-- BEGIN Supplied data --
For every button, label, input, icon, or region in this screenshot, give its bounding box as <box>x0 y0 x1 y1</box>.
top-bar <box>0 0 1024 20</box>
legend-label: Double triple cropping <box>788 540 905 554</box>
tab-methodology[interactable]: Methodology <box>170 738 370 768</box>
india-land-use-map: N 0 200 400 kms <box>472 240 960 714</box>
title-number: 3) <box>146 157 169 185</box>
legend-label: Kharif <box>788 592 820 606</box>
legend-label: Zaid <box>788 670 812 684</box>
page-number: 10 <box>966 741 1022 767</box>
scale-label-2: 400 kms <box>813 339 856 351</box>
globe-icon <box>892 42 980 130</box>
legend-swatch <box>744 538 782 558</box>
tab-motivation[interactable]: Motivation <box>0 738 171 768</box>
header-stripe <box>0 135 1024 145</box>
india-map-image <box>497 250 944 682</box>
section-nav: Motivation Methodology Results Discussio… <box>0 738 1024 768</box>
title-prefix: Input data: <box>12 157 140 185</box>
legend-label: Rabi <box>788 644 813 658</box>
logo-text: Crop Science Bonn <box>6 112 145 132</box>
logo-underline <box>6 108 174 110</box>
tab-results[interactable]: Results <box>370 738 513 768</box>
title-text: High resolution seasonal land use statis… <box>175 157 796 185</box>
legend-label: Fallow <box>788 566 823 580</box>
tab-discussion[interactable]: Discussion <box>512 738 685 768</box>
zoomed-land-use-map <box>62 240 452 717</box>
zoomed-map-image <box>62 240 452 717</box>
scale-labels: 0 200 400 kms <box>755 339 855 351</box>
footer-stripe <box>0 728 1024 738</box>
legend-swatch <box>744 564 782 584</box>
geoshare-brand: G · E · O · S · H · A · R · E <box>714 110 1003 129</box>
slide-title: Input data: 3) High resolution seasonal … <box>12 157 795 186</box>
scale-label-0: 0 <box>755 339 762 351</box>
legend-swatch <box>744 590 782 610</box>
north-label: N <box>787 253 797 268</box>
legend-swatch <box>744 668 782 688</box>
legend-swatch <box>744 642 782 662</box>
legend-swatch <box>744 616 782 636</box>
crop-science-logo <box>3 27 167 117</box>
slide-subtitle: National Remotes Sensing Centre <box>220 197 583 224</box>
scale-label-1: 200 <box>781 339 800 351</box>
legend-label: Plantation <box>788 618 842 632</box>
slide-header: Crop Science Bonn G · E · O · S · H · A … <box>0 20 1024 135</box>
-- END Supplied data --
## Your objective
Can you turn every row above into a numbered list, leaving out any blank lines?

## The answer
1. For every button, label, input, icon, or region in this screenshot, give its bounding box as <box>x0 y0 x1 y1</box>.
2. top-bar <box>0 0 1024 20</box>
3. legend-label: Double triple cropping <box>788 540 905 554</box>
4. tab-methodology[interactable]: Methodology <box>170 738 370 768</box>
5. india-land-use-map: N 0 200 400 kms <box>472 240 960 714</box>
6. title-number: 3) <box>146 157 169 185</box>
7. legend-label: Kharif <box>788 592 820 606</box>
8. legend-label: Zaid <box>788 670 812 684</box>
9. page-number: 10 <box>966 741 1022 767</box>
10. scale-label-2: 400 kms <box>813 339 856 351</box>
11. globe-icon <box>892 42 980 130</box>
12. legend-swatch <box>744 538 782 558</box>
13. tab-motivation[interactable]: Motivation <box>0 738 171 768</box>
14. header-stripe <box>0 135 1024 145</box>
15. india-map-image <box>497 250 944 682</box>
16. section-nav: Motivation Methodology Results Discussio… <box>0 738 1024 768</box>
17. title-prefix: Input data: <box>12 157 140 185</box>
18. legend-label: Rabi <box>788 644 813 658</box>
19. logo-text: Crop Science Bonn <box>6 112 145 132</box>
20. logo-underline <box>6 108 174 110</box>
21. tab-results[interactable]: Results <box>370 738 513 768</box>
22. title-text: High resolution seasonal land use statis… <box>175 157 796 185</box>
23. legend-label: Fallow <box>788 566 823 580</box>
24. tab-discussion[interactable]: Discussion <box>512 738 685 768</box>
25. zoomed-land-use-map <box>62 240 452 717</box>
26. zoomed-map-image <box>62 240 452 717</box>
27. scale-labels: 0 200 400 kms <box>755 339 855 351</box>
28. footer-stripe <box>0 728 1024 738</box>
29. legend-swatch <box>744 564 782 584</box>
30. geoshare-brand: G · E · O · S · H · A · R · E <box>714 110 1003 129</box>
31. slide-title: Input data: 3) High resolution seasonal … <box>12 157 795 186</box>
32. scale-label-0: 0 <box>755 339 762 351</box>
33. legend-swatch <box>744 590 782 610</box>
34. north-label: N <box>787 253 797 268</box>
35. legend-swatch <box>744 668 782 688</box>
36. legend-swatch <box>744 642 782 662</box>
37. legend-swatch <box>744 616 782 636</box>
38. crop-science-logo <box>3 27 167 117</box>
39. slide-subtitle: National Remotes Sensing Centre <box>220 197 583 224</box>
40. scale-label-1: 200 <box>781 339 800 351</box>
41. legend-label: Plantation <box>788 618 842 632</box>
42. slide-header: Crop Science Bonn G · E · O · S · H · A … <box>0 20 1024 135</box>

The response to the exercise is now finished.